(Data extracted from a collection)
---
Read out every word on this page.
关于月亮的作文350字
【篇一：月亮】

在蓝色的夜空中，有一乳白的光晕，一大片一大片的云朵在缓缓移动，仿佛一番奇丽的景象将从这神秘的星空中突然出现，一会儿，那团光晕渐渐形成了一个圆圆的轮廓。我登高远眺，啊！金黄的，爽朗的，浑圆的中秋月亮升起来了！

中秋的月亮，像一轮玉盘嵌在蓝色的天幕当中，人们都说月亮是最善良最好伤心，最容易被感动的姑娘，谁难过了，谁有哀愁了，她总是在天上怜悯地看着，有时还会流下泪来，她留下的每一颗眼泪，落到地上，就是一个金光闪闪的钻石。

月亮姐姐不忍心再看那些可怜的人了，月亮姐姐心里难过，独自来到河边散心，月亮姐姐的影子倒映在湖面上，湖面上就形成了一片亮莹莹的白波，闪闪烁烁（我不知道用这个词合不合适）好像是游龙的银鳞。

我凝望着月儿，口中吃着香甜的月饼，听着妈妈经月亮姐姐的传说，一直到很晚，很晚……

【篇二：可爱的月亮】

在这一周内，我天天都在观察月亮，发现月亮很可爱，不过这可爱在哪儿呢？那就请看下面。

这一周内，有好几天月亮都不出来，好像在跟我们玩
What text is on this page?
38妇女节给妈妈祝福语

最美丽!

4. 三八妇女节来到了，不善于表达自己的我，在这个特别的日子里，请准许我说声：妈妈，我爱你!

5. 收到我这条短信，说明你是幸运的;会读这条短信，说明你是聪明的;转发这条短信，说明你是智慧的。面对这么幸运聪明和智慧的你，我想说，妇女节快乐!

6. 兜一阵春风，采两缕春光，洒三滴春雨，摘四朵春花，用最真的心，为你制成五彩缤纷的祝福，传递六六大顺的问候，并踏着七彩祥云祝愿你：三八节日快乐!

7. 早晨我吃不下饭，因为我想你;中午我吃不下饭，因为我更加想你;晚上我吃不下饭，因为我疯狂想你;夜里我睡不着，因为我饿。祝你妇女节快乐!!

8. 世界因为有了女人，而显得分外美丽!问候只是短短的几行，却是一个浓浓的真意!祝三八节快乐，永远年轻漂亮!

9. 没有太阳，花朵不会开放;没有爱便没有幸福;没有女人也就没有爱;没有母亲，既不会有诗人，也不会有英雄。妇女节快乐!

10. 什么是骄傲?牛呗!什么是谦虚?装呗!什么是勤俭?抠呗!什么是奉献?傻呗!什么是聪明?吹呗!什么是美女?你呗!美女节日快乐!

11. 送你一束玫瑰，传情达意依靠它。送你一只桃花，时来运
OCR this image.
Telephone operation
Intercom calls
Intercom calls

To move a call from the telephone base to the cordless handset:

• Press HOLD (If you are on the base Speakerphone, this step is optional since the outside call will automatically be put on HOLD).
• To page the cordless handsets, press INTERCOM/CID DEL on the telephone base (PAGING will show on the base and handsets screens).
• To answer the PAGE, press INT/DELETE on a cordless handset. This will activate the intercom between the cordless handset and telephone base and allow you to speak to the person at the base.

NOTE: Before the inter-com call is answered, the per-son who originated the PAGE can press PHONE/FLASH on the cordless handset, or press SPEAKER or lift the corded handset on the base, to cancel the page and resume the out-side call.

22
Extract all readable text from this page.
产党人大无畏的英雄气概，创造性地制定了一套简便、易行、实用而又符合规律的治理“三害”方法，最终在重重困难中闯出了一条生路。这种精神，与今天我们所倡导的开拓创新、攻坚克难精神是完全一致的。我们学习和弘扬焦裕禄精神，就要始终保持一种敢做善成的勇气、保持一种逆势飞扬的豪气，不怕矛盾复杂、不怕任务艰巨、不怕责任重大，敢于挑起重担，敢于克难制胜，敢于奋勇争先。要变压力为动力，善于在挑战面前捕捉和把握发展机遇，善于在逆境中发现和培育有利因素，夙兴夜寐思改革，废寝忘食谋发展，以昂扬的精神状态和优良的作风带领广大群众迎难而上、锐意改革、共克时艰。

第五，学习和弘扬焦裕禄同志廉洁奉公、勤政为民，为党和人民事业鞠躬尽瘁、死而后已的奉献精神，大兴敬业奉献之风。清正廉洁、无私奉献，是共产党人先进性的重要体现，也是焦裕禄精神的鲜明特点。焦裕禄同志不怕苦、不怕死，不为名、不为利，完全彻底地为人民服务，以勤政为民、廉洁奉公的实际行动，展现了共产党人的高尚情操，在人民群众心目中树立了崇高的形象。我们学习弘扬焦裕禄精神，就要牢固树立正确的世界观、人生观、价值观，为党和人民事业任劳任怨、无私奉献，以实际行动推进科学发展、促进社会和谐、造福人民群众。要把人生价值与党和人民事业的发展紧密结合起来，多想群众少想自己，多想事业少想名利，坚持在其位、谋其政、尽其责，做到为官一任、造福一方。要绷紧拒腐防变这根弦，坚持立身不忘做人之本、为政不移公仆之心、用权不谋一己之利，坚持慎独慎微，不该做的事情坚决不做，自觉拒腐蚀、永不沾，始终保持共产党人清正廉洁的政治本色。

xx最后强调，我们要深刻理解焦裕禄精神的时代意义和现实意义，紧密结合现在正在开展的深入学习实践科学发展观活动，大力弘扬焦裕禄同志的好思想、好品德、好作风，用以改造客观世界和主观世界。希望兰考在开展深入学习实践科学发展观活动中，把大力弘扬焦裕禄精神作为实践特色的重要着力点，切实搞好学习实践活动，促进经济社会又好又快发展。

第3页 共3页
---
* TASK REQUIREMENTS *
Note each line of the entries that has "text" in it, and copy those lines.

* RESULT OF THE TASK *
What text is on this page?
Extract all readable text from this page.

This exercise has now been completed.